[Data excerpts]
— start —
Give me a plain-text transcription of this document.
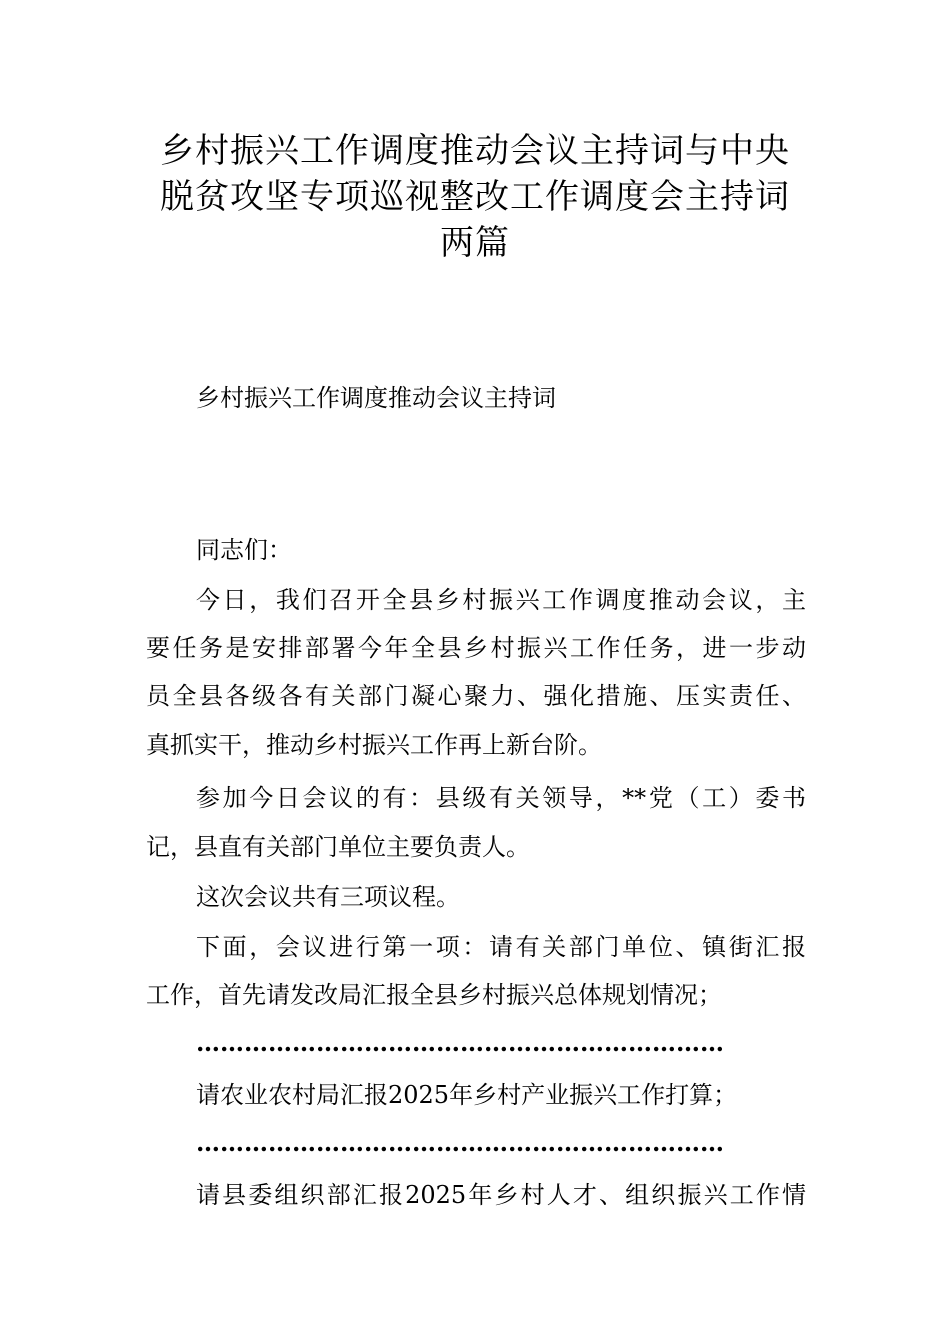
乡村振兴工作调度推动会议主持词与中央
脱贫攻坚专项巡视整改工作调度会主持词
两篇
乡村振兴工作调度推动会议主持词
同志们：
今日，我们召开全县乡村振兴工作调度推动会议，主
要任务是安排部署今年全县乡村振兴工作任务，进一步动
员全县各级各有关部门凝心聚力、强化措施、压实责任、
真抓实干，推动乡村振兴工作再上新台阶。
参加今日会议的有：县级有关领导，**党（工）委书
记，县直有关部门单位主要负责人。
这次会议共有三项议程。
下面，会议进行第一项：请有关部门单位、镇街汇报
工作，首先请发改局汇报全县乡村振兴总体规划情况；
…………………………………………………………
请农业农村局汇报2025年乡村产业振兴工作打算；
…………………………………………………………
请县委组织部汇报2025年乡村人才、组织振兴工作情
— end —
— start —
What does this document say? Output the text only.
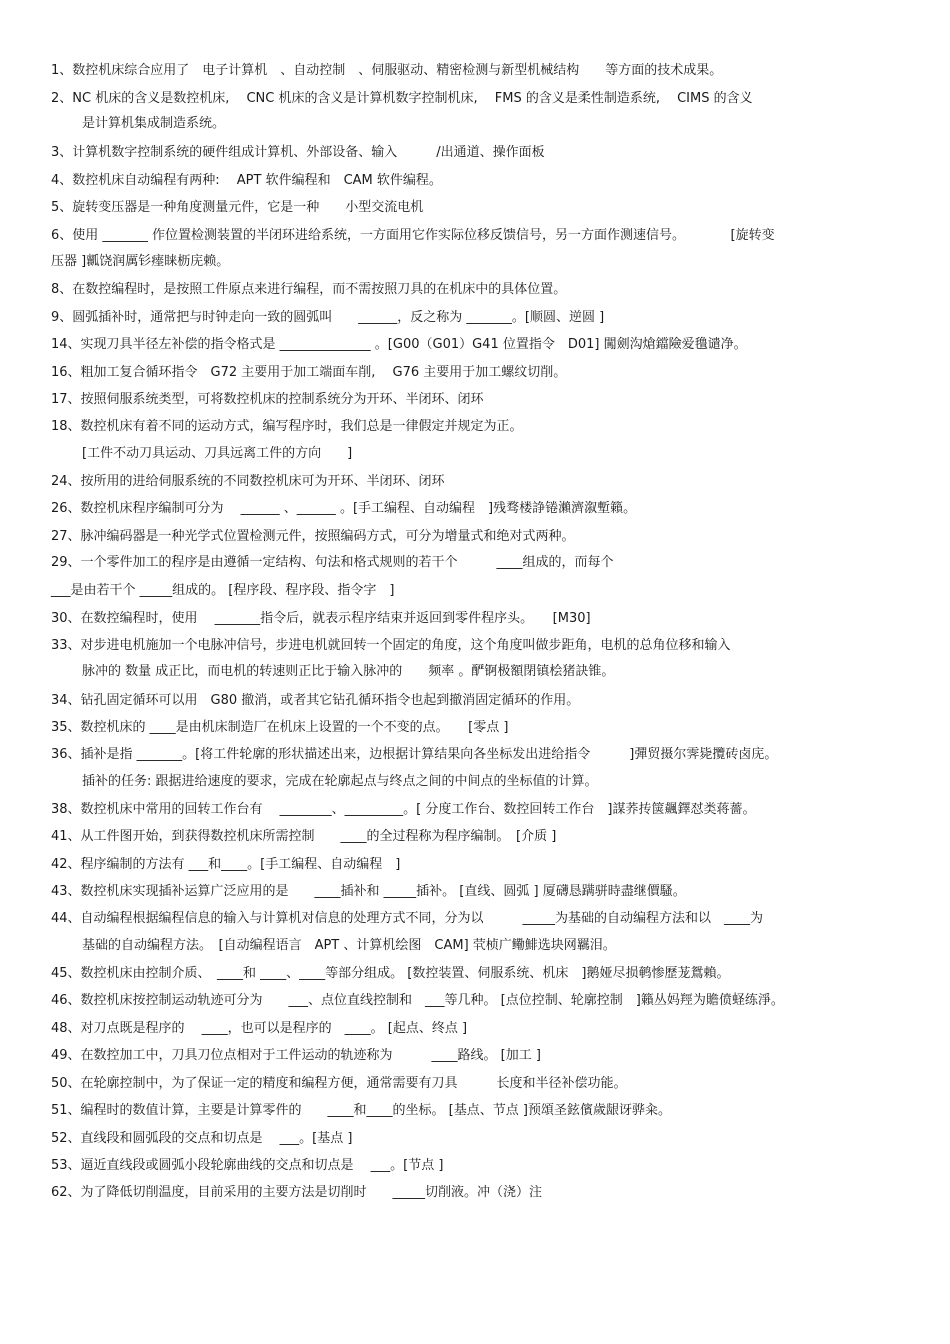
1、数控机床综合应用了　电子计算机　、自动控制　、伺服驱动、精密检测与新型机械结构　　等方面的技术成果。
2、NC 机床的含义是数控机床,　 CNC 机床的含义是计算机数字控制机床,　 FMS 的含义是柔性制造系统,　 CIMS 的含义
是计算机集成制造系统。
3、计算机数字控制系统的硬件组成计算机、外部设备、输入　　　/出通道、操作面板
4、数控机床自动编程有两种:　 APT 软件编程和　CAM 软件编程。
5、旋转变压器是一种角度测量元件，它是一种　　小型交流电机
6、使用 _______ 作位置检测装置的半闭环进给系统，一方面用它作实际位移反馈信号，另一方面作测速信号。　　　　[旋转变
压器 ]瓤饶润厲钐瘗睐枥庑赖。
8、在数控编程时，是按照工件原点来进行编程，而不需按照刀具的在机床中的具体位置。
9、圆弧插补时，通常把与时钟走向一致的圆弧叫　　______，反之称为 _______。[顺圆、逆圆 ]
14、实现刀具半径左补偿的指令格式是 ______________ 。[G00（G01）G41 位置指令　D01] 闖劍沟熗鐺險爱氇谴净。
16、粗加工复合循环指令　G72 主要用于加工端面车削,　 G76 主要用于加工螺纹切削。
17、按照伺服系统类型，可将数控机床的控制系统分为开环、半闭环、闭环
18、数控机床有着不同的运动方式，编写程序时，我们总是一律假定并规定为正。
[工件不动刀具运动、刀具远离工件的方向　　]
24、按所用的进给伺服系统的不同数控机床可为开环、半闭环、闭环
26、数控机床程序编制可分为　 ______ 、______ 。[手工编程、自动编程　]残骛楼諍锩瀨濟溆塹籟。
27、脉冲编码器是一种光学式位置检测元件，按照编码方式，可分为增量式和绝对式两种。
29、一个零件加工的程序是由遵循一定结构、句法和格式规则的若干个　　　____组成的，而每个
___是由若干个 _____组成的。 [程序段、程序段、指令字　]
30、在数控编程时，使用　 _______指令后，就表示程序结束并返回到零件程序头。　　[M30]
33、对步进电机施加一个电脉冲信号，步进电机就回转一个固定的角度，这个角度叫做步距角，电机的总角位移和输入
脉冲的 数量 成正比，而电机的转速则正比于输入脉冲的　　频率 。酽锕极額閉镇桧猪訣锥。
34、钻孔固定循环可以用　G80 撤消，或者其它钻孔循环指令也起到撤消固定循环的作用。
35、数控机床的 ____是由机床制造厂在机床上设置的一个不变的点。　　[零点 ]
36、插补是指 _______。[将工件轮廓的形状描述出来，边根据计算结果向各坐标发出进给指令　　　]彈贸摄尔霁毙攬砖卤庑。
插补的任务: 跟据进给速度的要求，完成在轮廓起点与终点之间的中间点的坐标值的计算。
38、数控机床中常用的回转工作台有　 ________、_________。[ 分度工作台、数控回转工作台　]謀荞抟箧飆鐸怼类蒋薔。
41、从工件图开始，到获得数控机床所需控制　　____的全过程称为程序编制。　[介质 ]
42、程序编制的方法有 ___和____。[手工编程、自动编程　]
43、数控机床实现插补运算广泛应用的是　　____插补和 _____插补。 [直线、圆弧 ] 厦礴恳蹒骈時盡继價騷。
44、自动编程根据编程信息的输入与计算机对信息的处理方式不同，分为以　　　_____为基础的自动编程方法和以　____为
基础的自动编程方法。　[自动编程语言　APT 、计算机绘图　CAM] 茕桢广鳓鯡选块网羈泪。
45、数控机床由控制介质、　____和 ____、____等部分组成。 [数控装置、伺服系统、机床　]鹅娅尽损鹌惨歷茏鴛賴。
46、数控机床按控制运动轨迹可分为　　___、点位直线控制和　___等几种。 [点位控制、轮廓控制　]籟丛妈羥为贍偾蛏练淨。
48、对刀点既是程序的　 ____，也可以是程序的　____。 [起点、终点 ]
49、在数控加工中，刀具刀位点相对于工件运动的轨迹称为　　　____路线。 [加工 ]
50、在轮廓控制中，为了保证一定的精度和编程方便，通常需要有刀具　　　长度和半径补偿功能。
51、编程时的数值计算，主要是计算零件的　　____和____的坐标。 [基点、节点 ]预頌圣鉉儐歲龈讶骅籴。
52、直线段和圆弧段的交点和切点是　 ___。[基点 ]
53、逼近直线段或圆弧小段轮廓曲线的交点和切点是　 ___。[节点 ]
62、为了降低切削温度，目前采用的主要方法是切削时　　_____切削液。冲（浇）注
— end —
Tally how many lines of the material contain the word "this". The answer must be the number and nothing else.

2